» **GIVEN INSTRUCTION**:
Please work out how many lines in the material contain "aioli" and give only that figure.

Dataset entries:
^^^^^^^^

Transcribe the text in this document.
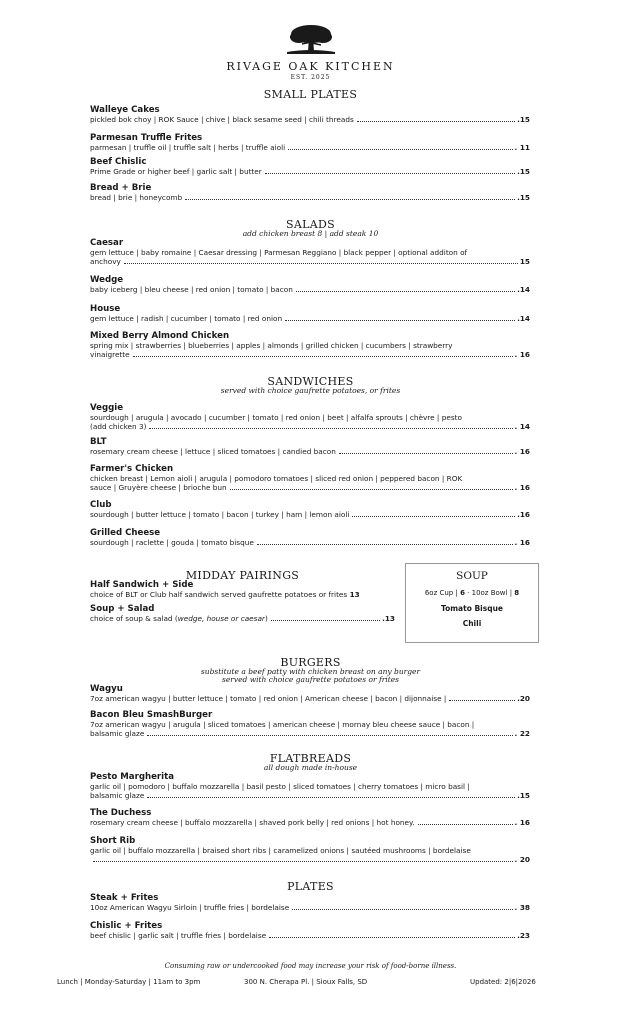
RIVAGE OAK KITCHEN
EST. 2025
SMALL PLATES
Walleye Cakes
pickled bok choy | ROK Sauce | chive | black sesame seed | chili threads	.15
Parmesan Truffle Frites
parmesan | truffle oil | truffle salt | herbs | truffle aioli	. 11
Beef Chislic
Prime Grade or higher beef | garlic salt | butter	.15
Bread + Brie
bread | brie | honeycomb	.15
SALADS
add chicken breast 8 | add steak 10
Caesar
gem lettuce | baby romaine | Caesar dressing | Parmesan Reggiano | black pepper | optional additon of
anchovy	15
Wedge
baby iceberg | bleu cheese | red onion | tomato | bacon	.14
House
gem lettuce | radish | cucumber | tomato | red onion	.14
Mixed Berry Almond Chicken
spring mix | strawberries | blueberries | apples | almonds | grilled chicken | cucumbers | strawberry
vinaigrette	. 16
SANDWICHES
served with choice gaufrette potatoes, or frites
Veggie
sourdough | arugula | avocado | cucumber | tomato | red onion | beet | alfalfa sprouts | chèvre | pesto
(add chicken 3)	. 14
BLT
rosemary cream cheese | lettuce | sliced tomatoes | candied bacon	. 16
Farmer's Chicken
chicken breast | Lemon aioli | arugula | pomodoro tomatoes | sliced red onion | peppered bacon | ROK
sauce | Gruyère cheese | brioche bun	. 16
Club
sourdough | butter lettuce | tomato | bacon | turkey | ham | lemon aioli	.16
Grilled Cheese
sourdough | raclette | gouda | tomato bisque	. 16
MIDDAY PAIRINGS
Half Sandwich + Side
choice of BLT or Club half sandwich served gaufrette potatoes or frites
13
Soup + Salad
choice of soup & salad (wedge, house or caesar)	.13
SOUP
6oz Cup | 6 · 10oz Bowl | 8
Tomato Bisque
Chili
BURGERS
substitute a beef patty with chicken breast on any burger
served with choice gaufrette potatoes or frites
Wagyu
7oz american wagyu | butter lettuce | tomato | red onion | American cheese | bacon | dijonnaise |	.20
Bacon Bleu SmashBurger
7oz american wagyu | arugula | sliced tomatoes | american cheese | mornay bleu cheese sauce | bacon |
balsamic glaze	. 22
FLATBREADS
all dough made in-house
Pesto Margherita
garlic oil | pomodoro | buffalo mozzarella | basil pesto | sliced tomatoes | cherry tomatoes | micro basil |
balsamic glaze	.15
The Duchess
rosemary cream cheese | buffalo mozzarella | shaved pork belly | red onions | hot honey.	. 16
Short Rib
garlic oil | buffalo mozzarella | braised short ribs | caramelized onions | sautéed mushrooms | bordelaise
. 20
PLATES
Steak + Frites
10oz American Wagyu Sirloin | truffle fries | bordelaise	. 38
Chislic + Frites
beef chislic | garlic salt | truffle fries | bordelaise	.23
Consuming raw or undercooked food may increase your risk of food-borne illness.
Lunch | Monday-Saturday | 11am to 3pm	300 N. Cherapa Pl. | Sioux Falls, SD	Updated: 2|6|2026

^^^^^^^^

» **WRITTEN SOLUTION**:
3